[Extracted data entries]
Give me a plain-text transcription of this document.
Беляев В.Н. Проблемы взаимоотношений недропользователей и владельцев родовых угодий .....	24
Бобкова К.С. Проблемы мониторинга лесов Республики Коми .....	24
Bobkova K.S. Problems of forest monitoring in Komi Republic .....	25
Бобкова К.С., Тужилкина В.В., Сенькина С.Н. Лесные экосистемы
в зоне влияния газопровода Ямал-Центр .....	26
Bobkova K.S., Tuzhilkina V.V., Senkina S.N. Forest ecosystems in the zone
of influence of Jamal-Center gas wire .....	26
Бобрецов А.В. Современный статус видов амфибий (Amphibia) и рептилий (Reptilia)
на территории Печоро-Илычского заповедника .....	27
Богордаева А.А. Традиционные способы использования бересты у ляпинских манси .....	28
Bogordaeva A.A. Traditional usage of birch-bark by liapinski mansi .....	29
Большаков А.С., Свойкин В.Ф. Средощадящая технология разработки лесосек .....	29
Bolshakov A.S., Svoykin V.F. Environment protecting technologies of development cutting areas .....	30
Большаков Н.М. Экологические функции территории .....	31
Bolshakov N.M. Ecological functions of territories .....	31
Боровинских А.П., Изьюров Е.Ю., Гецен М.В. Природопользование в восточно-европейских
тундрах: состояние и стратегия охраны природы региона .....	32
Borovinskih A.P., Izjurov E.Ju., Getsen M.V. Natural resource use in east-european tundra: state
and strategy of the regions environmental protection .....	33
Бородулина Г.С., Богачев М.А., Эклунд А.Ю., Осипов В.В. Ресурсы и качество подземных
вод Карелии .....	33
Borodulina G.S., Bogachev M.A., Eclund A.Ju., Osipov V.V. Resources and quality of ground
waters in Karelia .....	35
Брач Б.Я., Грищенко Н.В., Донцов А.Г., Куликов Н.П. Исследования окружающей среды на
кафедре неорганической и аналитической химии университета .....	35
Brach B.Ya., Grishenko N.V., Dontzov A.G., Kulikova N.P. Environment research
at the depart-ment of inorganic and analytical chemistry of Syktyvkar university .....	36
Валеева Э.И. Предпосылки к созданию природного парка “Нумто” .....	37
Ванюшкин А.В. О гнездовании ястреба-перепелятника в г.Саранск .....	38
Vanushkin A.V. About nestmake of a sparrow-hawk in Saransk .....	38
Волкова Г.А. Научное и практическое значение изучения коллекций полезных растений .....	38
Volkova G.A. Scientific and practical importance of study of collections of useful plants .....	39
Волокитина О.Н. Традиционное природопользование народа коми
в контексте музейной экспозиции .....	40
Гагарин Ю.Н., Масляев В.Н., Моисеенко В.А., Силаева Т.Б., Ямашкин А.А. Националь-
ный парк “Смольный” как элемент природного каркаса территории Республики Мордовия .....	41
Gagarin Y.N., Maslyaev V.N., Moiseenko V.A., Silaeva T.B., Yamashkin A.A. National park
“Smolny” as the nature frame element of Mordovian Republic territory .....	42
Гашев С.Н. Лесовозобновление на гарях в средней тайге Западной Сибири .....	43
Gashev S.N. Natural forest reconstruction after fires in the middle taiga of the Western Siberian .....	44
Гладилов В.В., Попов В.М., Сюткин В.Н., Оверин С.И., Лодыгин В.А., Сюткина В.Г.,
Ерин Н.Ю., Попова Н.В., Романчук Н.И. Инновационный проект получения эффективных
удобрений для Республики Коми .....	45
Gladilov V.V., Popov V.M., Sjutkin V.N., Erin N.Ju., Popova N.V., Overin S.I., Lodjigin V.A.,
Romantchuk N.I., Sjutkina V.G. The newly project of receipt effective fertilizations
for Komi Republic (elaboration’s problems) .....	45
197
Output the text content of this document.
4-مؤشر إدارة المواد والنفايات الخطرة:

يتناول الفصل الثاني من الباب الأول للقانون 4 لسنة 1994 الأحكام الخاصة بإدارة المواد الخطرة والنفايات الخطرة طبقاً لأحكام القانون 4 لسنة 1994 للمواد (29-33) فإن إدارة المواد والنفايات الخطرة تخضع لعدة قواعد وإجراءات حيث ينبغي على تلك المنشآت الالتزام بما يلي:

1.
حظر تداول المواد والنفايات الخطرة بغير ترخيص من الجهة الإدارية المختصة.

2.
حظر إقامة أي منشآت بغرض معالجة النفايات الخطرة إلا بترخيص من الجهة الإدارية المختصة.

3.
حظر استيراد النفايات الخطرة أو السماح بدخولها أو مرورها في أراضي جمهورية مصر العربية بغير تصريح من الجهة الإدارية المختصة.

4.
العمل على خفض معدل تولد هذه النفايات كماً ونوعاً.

What the task asks.
Please list every line of the records that contains "Republic".

Written solution.
Bobkova K.S. Problems of forest monitoring in Komi Republic .....	25
“Smolny” as the nature frame element of Mordovian Republic territory .....	42
for Komi Republic (elaboration’s problems) .....	45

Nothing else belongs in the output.